* _Direction_
From the line with "Read all visible content and emit it as JSON." through the final line, transcribe the material below character for character; include no other lines.

____ Recorded data

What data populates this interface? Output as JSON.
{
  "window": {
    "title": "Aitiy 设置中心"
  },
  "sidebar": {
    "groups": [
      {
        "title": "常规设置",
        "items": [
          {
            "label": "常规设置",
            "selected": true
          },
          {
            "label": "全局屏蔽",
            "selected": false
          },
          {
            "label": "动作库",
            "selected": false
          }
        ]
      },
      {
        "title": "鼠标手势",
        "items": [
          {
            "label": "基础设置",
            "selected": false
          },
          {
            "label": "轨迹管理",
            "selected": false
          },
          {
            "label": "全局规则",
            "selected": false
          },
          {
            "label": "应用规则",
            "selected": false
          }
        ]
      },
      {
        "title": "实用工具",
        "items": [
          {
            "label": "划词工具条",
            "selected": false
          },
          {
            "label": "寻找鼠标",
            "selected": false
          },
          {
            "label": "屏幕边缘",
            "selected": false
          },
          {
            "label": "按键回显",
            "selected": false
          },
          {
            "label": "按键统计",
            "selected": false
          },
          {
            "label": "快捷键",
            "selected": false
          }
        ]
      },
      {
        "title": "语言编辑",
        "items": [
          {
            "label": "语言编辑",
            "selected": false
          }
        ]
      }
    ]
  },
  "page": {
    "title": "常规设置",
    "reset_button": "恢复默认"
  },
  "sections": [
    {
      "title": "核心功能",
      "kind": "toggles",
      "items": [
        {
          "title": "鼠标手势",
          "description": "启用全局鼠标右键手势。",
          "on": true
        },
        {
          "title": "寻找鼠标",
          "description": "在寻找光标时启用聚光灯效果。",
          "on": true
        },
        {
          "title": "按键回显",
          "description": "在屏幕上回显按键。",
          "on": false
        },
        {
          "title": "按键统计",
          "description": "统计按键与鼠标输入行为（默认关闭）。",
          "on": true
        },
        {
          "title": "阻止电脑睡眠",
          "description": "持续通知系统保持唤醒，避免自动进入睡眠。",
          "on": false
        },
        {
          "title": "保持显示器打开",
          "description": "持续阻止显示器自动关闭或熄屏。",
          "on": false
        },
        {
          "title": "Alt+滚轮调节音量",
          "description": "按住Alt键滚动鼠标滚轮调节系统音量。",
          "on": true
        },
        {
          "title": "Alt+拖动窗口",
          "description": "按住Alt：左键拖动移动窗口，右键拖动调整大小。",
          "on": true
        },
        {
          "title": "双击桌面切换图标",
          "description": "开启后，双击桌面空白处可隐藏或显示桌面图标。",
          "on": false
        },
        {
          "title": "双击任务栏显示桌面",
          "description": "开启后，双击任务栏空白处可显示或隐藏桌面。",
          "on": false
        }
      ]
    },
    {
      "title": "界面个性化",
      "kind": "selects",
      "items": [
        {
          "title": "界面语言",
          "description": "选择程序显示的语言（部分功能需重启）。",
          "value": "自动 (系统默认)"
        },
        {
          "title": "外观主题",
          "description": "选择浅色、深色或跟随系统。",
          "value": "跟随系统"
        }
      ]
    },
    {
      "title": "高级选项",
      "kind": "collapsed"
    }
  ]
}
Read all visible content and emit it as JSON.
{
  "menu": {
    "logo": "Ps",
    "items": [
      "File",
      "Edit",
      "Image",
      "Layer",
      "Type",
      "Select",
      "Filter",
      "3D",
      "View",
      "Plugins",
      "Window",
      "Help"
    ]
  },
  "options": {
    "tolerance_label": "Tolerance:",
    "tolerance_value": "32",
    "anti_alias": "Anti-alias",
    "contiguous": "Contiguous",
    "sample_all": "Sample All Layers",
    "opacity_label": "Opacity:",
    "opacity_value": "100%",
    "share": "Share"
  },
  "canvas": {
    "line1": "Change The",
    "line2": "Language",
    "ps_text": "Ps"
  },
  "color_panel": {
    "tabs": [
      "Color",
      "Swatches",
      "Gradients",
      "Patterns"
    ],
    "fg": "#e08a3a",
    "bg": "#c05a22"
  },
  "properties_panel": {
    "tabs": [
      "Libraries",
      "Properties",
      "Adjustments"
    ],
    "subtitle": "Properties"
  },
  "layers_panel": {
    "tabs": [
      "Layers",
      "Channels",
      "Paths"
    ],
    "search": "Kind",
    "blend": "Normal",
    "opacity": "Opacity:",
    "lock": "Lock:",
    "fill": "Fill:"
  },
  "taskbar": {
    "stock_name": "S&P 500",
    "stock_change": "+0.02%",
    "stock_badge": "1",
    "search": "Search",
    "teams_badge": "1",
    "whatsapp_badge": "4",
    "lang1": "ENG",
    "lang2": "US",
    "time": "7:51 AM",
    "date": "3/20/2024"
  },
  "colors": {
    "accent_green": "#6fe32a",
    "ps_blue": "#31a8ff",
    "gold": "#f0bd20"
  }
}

________

* _In response_
Read all visible content and emit it as JSON.
{
  "menu": {
    "logo": "Ps",
    "items": [
      "File",
      "Edit",
      "Image",
      "Layer",
      "Type",
      "Select",
      "Filter",
      "3D",
      "View",
      "Plugins",
      "Window",
      "Help"
    ]
  },
  "options": {
    "tolerance_label": "Tolerance:",
    "tolerance_value": "32",
    "anti_alias": "Anti-alias",
    "contiguous": "Contiguous",
    "sample_all": "Sample All Layers",
    "opacity_label": "Opacity:",
    "opacity_value": "100%",
    "share": "Share"
  },
  "canvas": {
    "line1": "Change The",
    "line2": "Language",
    "ps_text": "Ps"
  },
  "color_panel": {
    "tabs": [
      "Color",
      "Swatches",
      "Gradients",
      "Patterns"
    ],
    "fg": "#e08a3a",
    "bg": "#c05a22"
  },
  "properties_panel": {
    "tabs": [
      "Libraries",
      "Properties",
      "Adjustments"
    ],
    "subtitle": "Properties"
  },
  "layers_panel": {
    "tabs": [
      "Layers",
      "Channels",
      "Paths"
    ],
    "search": "Kind",
    "blend": "Normal",
    "opacity": "Opacity:",
    "lock": "Lock:",
    "fill": "Fill:"
  },
  "taskbar": {
    "stock_name": "S&P 500",
    "stock_change": "+0.02%",
    "stock_badge": "1",
    "search": "Search",
    "teams_badge": "1",
    "whatsapp_badge": "4",
    "lang1": "ENG",
    "lang2": "US",
    "time": "7:51 AM",
    "date": "3/20/2024"
  },
  "colors": {
    "accent_green": "#6fe32a",
    "ps_blue": "#31a8ff",
    "gold": "#f0bd20"
  }
}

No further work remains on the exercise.